## [Provided records]

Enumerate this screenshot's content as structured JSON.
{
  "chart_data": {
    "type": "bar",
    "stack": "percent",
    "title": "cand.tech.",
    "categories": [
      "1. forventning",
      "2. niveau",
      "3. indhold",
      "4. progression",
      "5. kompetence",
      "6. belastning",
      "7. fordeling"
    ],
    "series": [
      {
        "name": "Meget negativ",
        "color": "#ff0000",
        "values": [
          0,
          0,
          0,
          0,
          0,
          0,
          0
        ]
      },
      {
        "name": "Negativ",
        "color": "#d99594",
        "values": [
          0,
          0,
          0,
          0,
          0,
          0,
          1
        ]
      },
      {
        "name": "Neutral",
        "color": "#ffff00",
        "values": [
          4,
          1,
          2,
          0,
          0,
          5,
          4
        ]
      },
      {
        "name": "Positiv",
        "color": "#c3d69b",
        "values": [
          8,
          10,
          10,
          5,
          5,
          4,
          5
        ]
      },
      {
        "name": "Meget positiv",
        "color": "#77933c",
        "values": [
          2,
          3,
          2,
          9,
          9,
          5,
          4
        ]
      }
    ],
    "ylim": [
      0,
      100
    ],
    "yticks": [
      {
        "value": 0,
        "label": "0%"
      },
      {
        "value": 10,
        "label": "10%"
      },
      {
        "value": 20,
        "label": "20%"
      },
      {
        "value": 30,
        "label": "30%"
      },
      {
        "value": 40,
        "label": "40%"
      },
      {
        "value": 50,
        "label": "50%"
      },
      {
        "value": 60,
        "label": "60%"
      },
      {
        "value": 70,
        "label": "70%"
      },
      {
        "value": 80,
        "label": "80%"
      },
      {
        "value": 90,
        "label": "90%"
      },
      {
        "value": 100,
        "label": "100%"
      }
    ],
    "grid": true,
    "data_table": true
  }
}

* * *

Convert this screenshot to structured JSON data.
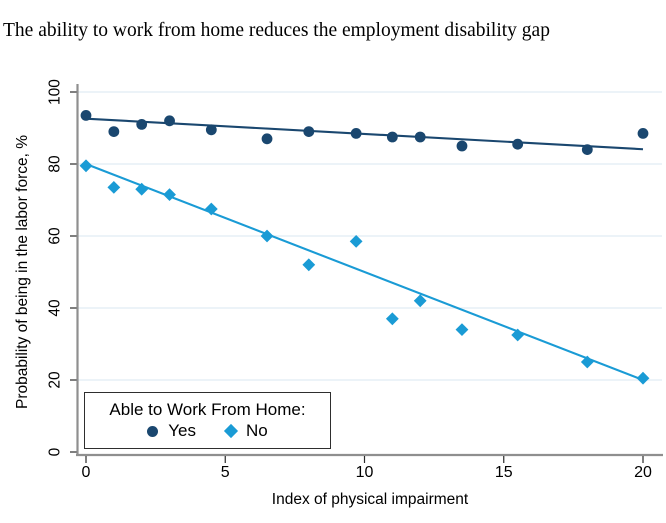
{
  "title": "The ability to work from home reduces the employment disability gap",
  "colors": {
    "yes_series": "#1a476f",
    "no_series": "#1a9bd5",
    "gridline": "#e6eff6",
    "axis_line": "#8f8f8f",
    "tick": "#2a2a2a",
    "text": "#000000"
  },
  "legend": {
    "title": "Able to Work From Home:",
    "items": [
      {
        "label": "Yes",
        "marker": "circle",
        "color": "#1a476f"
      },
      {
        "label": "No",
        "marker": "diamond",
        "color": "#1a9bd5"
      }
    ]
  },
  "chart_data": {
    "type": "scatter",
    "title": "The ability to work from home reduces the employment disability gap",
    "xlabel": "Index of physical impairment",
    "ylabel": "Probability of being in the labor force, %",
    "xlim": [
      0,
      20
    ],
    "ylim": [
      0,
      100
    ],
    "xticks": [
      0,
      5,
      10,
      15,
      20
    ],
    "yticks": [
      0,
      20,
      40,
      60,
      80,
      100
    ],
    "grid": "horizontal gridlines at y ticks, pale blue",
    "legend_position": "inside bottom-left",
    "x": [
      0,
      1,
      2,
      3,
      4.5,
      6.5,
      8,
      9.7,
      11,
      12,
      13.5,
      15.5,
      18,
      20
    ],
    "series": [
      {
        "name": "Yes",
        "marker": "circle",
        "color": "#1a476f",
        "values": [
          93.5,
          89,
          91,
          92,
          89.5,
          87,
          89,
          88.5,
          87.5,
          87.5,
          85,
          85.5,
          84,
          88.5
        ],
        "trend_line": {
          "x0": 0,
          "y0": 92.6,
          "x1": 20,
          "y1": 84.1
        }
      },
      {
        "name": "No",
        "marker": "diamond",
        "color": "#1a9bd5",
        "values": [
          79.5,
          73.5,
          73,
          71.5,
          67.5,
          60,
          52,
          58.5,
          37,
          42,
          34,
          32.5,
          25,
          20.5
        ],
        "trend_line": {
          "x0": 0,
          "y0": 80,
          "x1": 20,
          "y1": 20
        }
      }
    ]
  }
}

...

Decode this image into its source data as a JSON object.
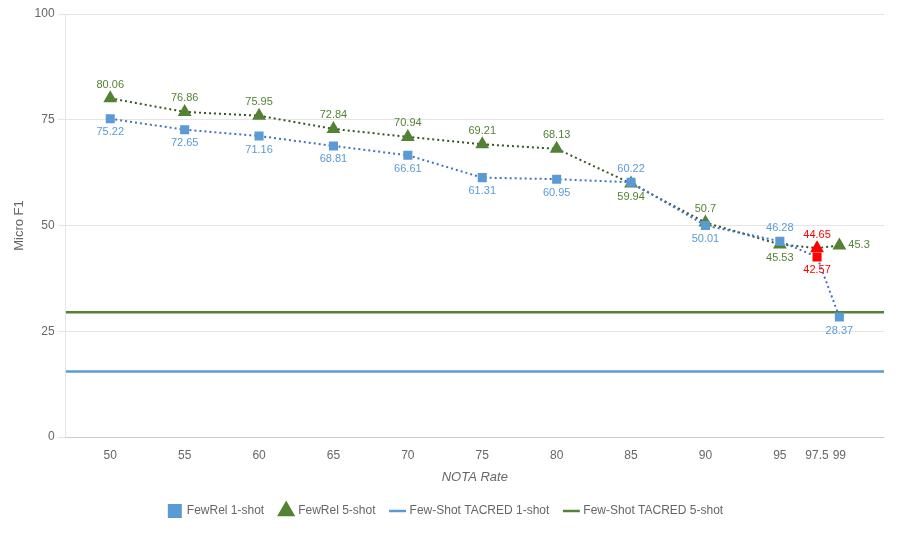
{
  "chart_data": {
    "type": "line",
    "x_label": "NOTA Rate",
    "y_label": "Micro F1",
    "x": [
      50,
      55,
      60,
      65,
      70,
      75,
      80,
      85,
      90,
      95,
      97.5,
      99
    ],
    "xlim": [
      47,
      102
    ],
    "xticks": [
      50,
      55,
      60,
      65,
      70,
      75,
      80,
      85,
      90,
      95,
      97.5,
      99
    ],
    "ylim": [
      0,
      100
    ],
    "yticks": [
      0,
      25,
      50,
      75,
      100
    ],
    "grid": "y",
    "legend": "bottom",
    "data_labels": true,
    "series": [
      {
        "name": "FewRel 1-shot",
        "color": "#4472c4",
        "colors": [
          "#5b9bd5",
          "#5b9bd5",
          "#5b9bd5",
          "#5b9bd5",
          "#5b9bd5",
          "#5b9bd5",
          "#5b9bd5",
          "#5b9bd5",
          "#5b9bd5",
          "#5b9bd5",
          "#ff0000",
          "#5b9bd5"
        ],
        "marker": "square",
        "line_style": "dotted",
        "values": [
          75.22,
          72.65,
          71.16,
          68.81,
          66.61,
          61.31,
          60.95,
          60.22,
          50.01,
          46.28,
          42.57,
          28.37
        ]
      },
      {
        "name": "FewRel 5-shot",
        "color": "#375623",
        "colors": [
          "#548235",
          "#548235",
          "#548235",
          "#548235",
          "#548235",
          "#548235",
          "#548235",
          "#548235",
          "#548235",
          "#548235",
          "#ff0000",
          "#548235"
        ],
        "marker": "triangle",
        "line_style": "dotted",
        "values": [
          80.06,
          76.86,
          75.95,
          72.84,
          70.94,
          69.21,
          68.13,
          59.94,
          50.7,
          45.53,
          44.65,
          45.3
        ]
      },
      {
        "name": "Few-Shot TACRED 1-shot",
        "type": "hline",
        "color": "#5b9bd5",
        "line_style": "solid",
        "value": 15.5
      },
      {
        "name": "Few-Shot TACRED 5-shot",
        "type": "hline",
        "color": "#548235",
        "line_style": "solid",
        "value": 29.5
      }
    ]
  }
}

## [Task requirements]
Find the word "screenshot" in the data and show each line that holds it.

## [Result of the exercise]
Enumerate this screenshot's content as structured JSON.
Convert this screenshot to structured JSON data.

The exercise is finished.